Continue the newsgroup discussion about a home-built fuel tank arrangement, beginning directly after its final sentence.

SOURCE TEXT>
——————

On or around 17 Dec 2007 22:45:39 GMT, Tom Woods enlightened us thusly:

balance pipe at the bottom and top, normally. about 1" dia.

Reply to
Austin Shackles

Austin Shackles uttered summat worrerz funny about:

I'm going to be blunt - this may smart.

Stop being a tight wad and get the right tank! If the right tank won't fit get one made up properly.

If we were talking about water I'd say fill yer boots but I wouldn't want to be helping out at an RTC knowing that one of the vehciles had a home cobbled fuel arrangement - especially with the volumes or petrol involved with a

101. None of my comments should be percieved as a lack of confidence in your fabrication skills however there are times when I think we all - myself included - need to recognise our limits and get something done right.

Lee D

Reply to
Lee_D

On or around Tue, 18 Dec 2007 11:49:02 -0000, "Lee_D" enlightened us thusly:

I don't know what his skills are. My skills as a welder-fabricator mean that I could make a better tank than most cars have... If you look at any steel car tank (and yes, I know, a lot are plastic now, that's no better as they puncture easily) they're unbelievably crap.

——————

LISTED ENTRIES>
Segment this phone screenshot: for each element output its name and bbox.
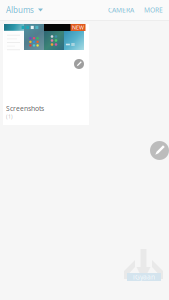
staticText: iGyaan [133, 273, 155, 282]
staticText: (1) [6, 113, 13, 120]
staticText: CAMERA [108, 6, 134, 14]
staticText: MORE [144, 6, 163, 14]
button[interactable]: Edit album [74, 59, 84, 69]
button[interactable]: NEW [3, 24, 89, 125]
staticText: Screenshots [6, 104, 44, 113]
button[interactable]: CAMERA [103, 0, 139, 20]
staticText: Albums [6, 5, 34, 15]
button[interactable]: MORE [139, 0, 169, 20]
button[interactable]: Edit [150, 141, 169, 160]
staticText: NEW [72, 24, 84, 31]
button[interactable]: Albums [0, 0, 49, 20]
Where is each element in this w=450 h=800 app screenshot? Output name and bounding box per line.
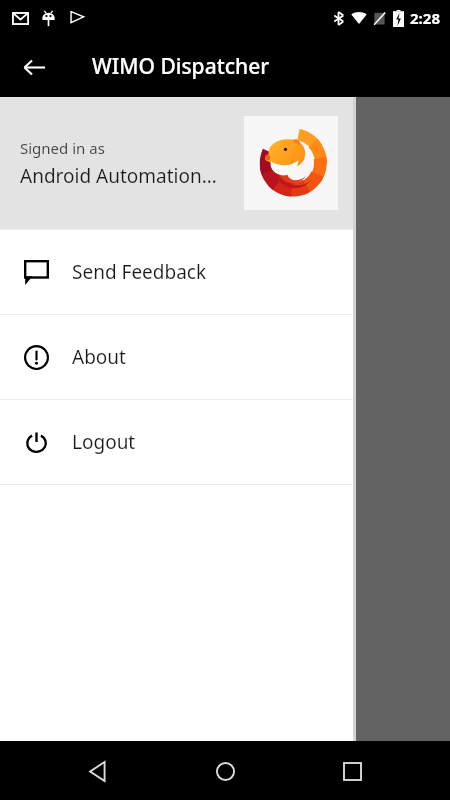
button[interactable]: Recent apps xyxy=(328,747,376,795)
staticText: Send Feedback xyxy=(72,259,207,285)
button[interactable]: Logout xyxy=(0,400,356,484)
button[interactable]: Home xyxy=(201,747,249,795)
staticText: Logout xyxy=(72,429,136,455)
button[interactable]: About xyxy=(0,315,356,399)
button[interactable]: Send Feedback xyxy=(0,230,356,314)
staticText: 2:28 xyxy=(410,8,440,28)
staticText: Android Automation… xyxy=(20,163,217,189)
button[interactable]: Back xyxy=(74,747,122,795)
staticText: Signed in as xyxy=(20,138,105,158)
button[interactable]: Back xyxy=(10,43,58,91)
staticText: WIMO Dispatcher xyxy=(92,52,270,81)
button[interactable]: Signed in as xyxy=(0,97,356,229)
staticText: About xyxy=(72,344,126,370)
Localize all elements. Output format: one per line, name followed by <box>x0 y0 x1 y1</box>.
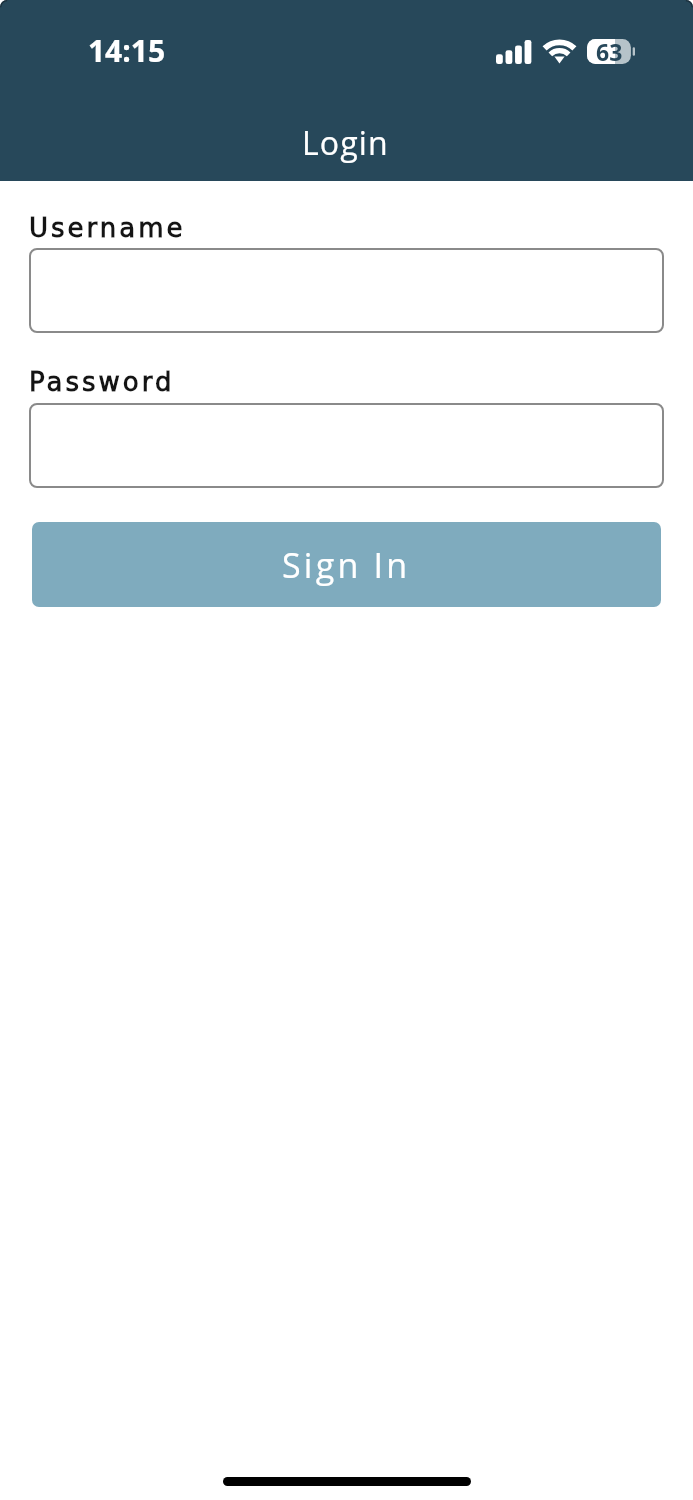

——————

RIGHT ANSWER>
having said that, I'd not make a tank from several jerry-cans bodged together, either - although they are, in fact, designed to carry fuel.

Reply to
Austin Shackles

The reason i was considering doing it using jerry cans and wondering about top mounted take-offs was so i could do it without having to do any welding or fabrication or modifications to the tanks themselves. I'll not be doing it if i have to use balance pipes at a low level or do owt to the cans themselves.

My welding is good enough to build a cradle/bracket which would hold the cans - I wasnt going to attempt a custom tank quite yet!. I was hoping if i could do it by fitting pipes through the lids, i can use proper fittings to take it through them and proper disconnectable fuel lines.

I cant see that if i did it like this is would be any more dodgy than either the existing setup (the tank has spread half a jerry can of petrol over my garden in the last 24 hours), or a vehicle which has externally mounted jerry cans (like a 101 GS or a large number of existing landies and 4x4s).

I have decided to order some of the POR tank sealing stuff for now and give that a try first (since the tank has to come off either way).

Dont want to buy a proper replica tank as i dont want to have to wait

6 months for it to arrive nor pay the price for one to be made quickly.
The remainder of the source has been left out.